* begin DOCUMENT SEGMENT *
The order block guide teaches you where institutions entered. It assumes the trade worked — that the displacement was genuine, the move was delivered, and the zone will hold on retrace. Most of the time, it does.
But sometimes the trade fails. Price moves away from the order block in the original direction, stalls before reaching any meaningful liquidity, and begins retracing. Structure shifts on the higher timeframe. What looked like a strong bullish OB is now caught in a zone that price is rolling back through.
When that happens, the institutions who entered at that OB are trapped. They are holding losing long positions, waiting for a chance to exit at a level that reduces their loss. That level is the original order block zone — the price they entered at. When price retraces back to that zone, they sell into it to close their longs. That selling is what creates the Mitigation Block reaction.
This guide covers what a Mitigation Block is mechanically, how to identify a failed OB before price returns to it, the exact entry and stop placement rules, how it differs from a Breaker Block, and a complete EUR/USD walkthrough showing the full sequence from OB formation to mitigation trade.
What a Mitigation Block Actually Is
The Mitigation Block is one of the most misunderstood concepts in the ICT framework — not because it is complicated, but because it requires understanding what went wrong with the original order block before you can identify it.
* end DOCUMENT SEGMENT *
* begin DATA EXCERPT *
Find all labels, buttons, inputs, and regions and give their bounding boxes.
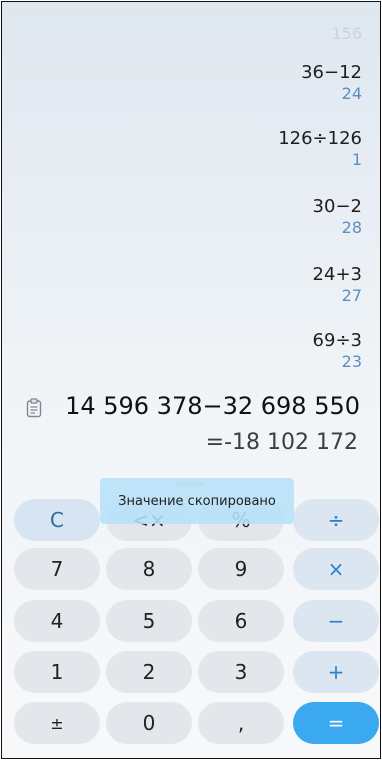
* end DATA EXCERPT *
→ **WRITTEN INSTRUCTION 1**:
List every topic that the mitigation block guide says it will cover.
→ **WRITTEN INSTRUCTION 2**:
Answer these questions from the mitigation block guide:
(a) What kind of positions are the trapped institutions holding?
(b) Which currency pair does the walkthrough use?
(c) Which framework is the Mitigation Block said to be part of?
→ **WRITTEN INSTRUCTION 3**:
Continue the mitigation block guide from its last sentence.
The listing comes from a source separate from the text on mitigation blocks.

→ **FINAL RESULT 1**:
- What a Mitigation Block is mechanically
- How to identify a failed OB before price returns to it
- The exact entry and stop placement rules
- How it differs from a Breaker Block
- A complete EUR/USD walkthrough showing the full sequence from OB formation to mitigation trade

→ **FINAL RESULT 2**:
(a) Losing long positions.
(b) EUR/USD.
(c) The ICT framework.

→ **FINAL RESULT 3**:
Start with the order block. A valid bullish OB forms when institutions accumulate long positions in a zone before a displacement move higher. They enter, they push price up, and they expect the move to deliver to a target — typically a pool of buy-side liquidity or an external range high. That is the original trade.
Now suppose the move fails. Price travels up from the OB, reaches some intermediate high, and stalls. It never takes out the buy-side liquidity that was the draw. Instead, it reverses. A market structure shift occurs. The higher timeframe is now bearish. Those institutions who accumulated longs at the OB are now sitting in losing positions — long at 1.2740 in a market that is now trading at 1.2700 and falling.
They cannot stay long indefinitely. At some point they need to close those positions. They wait for a retrace — a rally back toward their entry — to sell into. When price returns to the original OB zone, they use that rally to exit their longs. That selling pressure is what you see as the Mitigation Block reaction: price enters the zone, pauses, and then continues lower.
The Mitigation Block is not a new concept added on top of the order block — it is the same zone, revisited for a different reason. The OB zone is being "mitigated" — the unfilled or losing institutional orders are being cleared out.
Why This Matters — The Trap Most Traders Fall Into
Here is the common mistake. A trader marks a valid bullish OB. The original move up stalls. Price begins retracing back toward the OB. The trader prepares for a long entry — after all, this is a valid order block, it held before, it should hold again.
But the context has changed. The HTF structure has shifted. The original move failed to reach its target. The OB is not going to act as support this time — it is going to act as a distribution zone where institutions exit. The trader enters long at what they believe is OB support. Institutions use that long to exit their own trapped longs. Price continues down. The trader is stopped out, confused about why the OB did not work.
This is why understanding the Mitigation Block is not optional if you trade ICT. Every time price returns to a previously marked OB, you need to ask: is this zone still active, or has the original trade failed? The answer determines whether you are taking a long at institutional support or walking into an institutional exit.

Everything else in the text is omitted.